begin DATA FOR THIS TASK
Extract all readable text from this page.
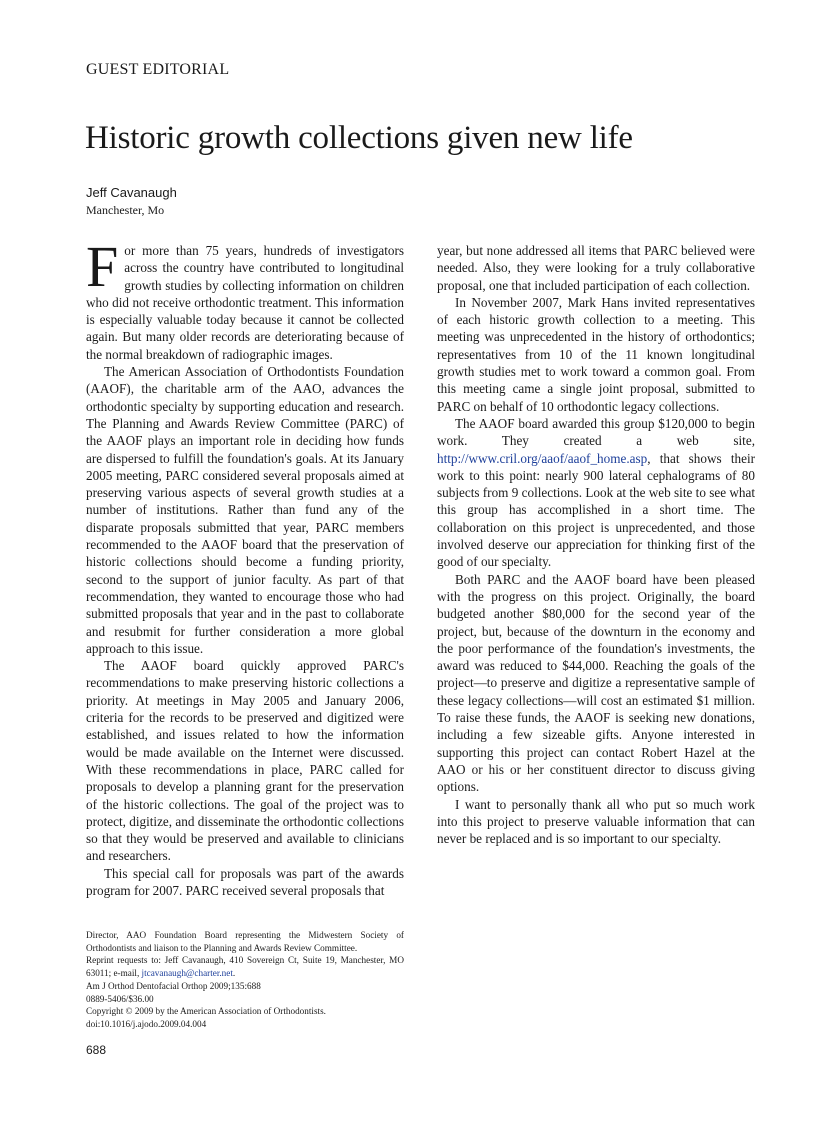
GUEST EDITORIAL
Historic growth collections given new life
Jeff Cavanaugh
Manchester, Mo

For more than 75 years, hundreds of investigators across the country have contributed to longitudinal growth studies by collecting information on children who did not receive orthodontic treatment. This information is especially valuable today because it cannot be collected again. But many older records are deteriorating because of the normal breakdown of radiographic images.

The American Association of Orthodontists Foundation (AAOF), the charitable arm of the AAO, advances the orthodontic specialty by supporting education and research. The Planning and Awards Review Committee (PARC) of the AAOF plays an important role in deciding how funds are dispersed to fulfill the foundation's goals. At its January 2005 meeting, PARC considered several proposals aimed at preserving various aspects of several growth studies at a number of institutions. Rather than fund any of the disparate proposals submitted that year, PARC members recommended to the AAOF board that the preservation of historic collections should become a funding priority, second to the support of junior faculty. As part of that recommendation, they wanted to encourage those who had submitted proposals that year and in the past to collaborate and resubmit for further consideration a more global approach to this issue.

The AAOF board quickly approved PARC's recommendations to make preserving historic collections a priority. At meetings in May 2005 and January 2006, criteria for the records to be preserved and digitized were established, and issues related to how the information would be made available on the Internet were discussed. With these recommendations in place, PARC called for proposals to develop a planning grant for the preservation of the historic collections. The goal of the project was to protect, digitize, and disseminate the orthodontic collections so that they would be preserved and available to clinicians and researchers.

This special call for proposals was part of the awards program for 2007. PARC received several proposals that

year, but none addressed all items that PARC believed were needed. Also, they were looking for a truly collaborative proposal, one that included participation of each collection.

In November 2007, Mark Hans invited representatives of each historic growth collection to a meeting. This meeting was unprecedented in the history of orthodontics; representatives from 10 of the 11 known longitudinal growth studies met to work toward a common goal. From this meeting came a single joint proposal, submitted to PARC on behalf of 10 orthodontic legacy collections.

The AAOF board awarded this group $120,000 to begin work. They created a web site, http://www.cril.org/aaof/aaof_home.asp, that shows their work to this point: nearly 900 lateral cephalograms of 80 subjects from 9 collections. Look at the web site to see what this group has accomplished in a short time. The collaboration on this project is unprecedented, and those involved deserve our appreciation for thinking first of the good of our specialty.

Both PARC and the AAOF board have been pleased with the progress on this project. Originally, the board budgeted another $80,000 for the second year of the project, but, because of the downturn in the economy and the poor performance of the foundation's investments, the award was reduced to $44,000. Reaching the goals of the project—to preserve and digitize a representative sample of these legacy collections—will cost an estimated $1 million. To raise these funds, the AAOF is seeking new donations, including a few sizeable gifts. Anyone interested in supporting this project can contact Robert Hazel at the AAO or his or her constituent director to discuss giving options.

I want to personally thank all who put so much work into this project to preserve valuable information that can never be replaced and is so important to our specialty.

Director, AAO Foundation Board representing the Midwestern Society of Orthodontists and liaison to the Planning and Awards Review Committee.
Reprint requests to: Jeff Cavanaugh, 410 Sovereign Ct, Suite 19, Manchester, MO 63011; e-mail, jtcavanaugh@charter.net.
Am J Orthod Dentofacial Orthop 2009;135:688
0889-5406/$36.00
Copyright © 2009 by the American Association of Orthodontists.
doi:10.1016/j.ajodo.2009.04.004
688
end DATA FOR THIS TASK
* [GOAL]:
Go through the records above and copy every line with the word "longitudinal".

* [EXERCISE SOLUTION]:
For more than 75 years, hundreds of investigators across the country have contributed to longitudinal growth studies by collecting information on children who did not receive orthodontic treatment. This information is especially valuable today because it cannot be collected again. But many older records are deteriorating because of the normal breakdown of radiographic images.
In November 2007, Mark Hans invited representatives of each historic growth collection to a meeting. This meeting was unprecedented in the history of orthodontics; representatives from 10 of the 11 known longitudinal growth studies met to work toward a common goal. From this meeting came a single joint proposal, submitted to PARC on behalf of 10 orthodontic legacy collections.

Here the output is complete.